Records for processing:
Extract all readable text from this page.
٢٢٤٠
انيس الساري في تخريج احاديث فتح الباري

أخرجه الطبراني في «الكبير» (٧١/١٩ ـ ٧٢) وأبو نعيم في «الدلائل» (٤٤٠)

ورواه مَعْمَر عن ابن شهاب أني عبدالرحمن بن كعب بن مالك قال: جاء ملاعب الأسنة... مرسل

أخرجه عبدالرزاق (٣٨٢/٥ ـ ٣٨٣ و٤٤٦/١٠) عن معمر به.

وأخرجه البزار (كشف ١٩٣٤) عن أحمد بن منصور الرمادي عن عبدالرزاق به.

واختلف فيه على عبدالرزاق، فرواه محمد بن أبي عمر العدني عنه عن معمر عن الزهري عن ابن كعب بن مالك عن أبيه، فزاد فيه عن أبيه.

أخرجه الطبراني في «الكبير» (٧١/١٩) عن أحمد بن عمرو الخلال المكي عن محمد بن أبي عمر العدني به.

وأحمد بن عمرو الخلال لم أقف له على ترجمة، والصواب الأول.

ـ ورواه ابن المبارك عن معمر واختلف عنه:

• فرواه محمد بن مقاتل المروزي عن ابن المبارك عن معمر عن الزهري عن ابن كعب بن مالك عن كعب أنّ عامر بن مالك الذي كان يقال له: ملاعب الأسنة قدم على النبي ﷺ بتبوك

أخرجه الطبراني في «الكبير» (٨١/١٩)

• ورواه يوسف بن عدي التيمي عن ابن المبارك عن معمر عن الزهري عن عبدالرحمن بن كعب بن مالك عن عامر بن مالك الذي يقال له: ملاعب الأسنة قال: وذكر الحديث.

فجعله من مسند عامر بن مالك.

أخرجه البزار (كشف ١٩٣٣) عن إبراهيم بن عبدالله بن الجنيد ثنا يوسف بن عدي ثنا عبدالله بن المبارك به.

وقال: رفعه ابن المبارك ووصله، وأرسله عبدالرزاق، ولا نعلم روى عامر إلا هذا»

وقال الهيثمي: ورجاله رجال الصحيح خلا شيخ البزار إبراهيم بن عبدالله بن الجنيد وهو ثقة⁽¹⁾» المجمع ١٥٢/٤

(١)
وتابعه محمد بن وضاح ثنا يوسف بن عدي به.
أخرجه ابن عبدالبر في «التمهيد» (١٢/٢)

Set exercise: What is the number of lines in the listing above that contain the string "إبراهيم"? Give only the number.

Written response: 2